# WORK INSTRUCTIONS
Show each line from the listing that includes the word "value".
******************************
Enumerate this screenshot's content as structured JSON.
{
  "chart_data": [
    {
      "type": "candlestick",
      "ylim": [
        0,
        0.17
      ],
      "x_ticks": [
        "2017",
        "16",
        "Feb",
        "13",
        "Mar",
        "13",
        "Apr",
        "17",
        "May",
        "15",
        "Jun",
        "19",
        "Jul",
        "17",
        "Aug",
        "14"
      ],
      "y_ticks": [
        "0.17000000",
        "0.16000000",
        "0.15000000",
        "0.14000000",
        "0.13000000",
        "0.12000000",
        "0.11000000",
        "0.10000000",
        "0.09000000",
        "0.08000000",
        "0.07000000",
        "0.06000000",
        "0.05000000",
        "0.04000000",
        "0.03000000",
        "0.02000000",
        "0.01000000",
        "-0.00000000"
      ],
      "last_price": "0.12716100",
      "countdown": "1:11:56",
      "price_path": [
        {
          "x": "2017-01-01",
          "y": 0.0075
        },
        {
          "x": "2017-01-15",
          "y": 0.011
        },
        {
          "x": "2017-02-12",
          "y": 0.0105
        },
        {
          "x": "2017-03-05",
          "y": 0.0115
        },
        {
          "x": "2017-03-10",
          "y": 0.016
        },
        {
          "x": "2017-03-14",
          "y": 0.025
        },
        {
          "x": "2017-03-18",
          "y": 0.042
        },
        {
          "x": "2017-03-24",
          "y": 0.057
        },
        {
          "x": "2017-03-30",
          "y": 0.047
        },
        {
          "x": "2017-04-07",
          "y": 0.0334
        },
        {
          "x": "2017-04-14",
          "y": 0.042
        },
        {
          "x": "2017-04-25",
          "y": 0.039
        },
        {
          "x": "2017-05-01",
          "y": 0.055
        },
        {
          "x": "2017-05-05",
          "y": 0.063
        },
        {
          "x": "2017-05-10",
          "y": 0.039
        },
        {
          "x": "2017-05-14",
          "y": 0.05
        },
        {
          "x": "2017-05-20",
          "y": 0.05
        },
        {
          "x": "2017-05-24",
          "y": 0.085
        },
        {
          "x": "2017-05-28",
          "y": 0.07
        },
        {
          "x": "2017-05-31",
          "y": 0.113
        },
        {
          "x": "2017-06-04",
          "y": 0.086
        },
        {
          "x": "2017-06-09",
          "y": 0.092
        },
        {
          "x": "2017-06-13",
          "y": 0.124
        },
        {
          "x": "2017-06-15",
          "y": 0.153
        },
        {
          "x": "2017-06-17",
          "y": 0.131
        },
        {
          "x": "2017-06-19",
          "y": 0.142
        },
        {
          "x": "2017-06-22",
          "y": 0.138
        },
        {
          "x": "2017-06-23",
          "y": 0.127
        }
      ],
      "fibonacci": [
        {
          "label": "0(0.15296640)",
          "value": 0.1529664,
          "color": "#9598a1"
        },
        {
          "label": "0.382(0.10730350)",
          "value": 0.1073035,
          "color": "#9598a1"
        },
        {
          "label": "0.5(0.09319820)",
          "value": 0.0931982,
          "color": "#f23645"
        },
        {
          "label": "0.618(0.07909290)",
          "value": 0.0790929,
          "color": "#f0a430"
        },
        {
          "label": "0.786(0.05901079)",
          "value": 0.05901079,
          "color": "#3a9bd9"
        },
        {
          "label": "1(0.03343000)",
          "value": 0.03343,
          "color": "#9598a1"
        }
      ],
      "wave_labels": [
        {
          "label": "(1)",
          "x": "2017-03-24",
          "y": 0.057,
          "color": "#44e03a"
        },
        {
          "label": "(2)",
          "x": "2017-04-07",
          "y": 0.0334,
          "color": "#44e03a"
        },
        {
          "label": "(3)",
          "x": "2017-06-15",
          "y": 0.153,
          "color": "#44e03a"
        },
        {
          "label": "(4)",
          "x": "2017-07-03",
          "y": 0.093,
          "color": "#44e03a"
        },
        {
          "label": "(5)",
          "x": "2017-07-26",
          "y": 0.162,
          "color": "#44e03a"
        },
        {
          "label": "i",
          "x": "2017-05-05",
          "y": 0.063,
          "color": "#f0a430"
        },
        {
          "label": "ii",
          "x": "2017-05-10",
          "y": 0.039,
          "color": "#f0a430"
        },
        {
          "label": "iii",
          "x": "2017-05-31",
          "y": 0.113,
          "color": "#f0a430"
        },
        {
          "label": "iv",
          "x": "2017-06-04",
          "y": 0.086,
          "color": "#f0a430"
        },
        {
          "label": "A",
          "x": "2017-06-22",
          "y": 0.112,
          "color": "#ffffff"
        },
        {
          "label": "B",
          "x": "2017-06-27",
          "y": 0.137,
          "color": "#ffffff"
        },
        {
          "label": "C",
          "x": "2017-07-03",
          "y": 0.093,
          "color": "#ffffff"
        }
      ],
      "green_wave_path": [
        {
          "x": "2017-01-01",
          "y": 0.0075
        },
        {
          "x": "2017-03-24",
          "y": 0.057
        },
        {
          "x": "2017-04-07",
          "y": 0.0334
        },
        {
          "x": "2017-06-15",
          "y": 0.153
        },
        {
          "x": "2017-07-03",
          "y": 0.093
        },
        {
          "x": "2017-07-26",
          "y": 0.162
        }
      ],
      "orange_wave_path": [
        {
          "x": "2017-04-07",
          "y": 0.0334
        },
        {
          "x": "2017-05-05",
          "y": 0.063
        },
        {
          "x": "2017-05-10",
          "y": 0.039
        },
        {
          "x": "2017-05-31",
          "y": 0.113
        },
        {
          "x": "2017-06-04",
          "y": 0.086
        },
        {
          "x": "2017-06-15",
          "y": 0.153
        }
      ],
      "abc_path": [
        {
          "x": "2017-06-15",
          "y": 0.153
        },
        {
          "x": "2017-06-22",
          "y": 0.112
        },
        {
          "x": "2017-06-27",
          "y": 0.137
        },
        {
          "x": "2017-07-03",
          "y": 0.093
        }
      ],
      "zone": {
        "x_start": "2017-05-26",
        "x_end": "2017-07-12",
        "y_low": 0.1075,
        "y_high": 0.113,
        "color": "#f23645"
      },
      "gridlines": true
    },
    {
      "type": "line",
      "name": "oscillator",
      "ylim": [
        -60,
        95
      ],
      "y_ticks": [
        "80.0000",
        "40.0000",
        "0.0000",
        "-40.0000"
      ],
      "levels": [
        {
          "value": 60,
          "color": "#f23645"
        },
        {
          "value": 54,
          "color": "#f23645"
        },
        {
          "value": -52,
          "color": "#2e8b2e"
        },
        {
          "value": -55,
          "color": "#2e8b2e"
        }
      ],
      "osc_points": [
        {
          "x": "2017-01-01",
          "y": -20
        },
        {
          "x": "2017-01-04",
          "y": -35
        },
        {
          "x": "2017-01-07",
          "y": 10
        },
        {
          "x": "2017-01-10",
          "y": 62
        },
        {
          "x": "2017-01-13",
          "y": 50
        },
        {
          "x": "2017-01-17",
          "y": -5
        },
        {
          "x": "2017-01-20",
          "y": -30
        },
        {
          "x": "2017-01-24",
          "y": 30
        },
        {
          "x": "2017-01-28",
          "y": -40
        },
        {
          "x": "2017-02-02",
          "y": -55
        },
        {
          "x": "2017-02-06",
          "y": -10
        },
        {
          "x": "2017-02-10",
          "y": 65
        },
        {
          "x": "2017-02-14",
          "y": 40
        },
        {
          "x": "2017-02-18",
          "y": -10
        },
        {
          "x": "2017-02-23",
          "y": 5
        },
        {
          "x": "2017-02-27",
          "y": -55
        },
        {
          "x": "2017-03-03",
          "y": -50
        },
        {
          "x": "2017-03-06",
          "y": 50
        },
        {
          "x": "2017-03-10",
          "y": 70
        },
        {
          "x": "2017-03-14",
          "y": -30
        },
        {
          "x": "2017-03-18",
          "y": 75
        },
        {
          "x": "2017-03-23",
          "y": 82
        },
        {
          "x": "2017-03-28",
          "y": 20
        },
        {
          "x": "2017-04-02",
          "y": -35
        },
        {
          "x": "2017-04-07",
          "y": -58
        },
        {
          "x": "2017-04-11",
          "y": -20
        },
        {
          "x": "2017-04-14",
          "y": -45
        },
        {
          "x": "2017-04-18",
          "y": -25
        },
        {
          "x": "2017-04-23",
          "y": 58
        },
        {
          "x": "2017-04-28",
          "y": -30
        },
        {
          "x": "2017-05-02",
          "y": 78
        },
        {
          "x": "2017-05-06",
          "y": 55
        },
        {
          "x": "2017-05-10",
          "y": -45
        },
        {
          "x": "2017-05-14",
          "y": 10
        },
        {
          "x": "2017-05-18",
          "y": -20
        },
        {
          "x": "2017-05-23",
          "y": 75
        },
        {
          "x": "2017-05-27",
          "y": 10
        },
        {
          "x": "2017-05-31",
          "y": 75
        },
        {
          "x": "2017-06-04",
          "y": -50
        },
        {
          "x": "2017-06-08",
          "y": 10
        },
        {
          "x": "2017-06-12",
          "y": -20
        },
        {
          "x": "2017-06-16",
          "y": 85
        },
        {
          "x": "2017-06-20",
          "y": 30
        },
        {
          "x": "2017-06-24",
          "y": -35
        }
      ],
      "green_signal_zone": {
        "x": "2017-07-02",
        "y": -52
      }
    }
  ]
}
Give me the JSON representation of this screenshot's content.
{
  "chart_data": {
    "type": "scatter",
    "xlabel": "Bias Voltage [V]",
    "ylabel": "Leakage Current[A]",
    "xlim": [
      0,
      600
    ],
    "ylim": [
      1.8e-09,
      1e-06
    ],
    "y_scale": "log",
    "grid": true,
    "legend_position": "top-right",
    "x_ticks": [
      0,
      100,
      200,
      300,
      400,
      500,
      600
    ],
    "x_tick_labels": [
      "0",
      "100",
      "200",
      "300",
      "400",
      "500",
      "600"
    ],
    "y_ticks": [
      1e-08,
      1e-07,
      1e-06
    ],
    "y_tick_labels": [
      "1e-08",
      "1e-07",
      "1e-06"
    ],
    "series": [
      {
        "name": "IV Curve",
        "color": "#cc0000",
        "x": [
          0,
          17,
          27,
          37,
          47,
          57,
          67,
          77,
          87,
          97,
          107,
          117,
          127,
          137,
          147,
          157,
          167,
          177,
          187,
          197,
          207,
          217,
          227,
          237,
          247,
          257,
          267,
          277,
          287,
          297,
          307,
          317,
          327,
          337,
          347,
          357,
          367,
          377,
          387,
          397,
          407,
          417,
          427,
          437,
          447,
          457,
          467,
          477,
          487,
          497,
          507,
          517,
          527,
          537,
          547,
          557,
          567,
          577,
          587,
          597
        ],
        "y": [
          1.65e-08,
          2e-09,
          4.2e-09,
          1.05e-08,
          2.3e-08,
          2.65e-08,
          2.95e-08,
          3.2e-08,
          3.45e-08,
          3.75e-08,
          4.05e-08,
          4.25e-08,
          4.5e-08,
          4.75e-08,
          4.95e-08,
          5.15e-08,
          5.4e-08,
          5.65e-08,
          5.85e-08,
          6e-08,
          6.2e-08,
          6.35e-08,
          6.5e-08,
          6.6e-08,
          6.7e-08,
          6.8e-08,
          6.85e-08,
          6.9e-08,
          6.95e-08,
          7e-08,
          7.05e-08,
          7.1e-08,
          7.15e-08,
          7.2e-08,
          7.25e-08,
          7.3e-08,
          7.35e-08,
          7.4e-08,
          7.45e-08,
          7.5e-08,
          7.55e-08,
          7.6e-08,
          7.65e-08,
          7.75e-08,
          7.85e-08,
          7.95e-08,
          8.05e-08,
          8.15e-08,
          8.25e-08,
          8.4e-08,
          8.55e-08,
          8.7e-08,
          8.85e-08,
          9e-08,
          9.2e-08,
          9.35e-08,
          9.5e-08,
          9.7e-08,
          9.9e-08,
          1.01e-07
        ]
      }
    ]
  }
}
******************************
# RESULT FOR THIS EXERCISE
          "value": 0.1529664,
          "value": 0.1073035,
          "value": 0.0931982,
          "value": 0.0790929,
          "value": 0.05901079,
          "value": 0.03343,
          "value": 60,
          "value": 54,
          "value": -52,
          "value": -55,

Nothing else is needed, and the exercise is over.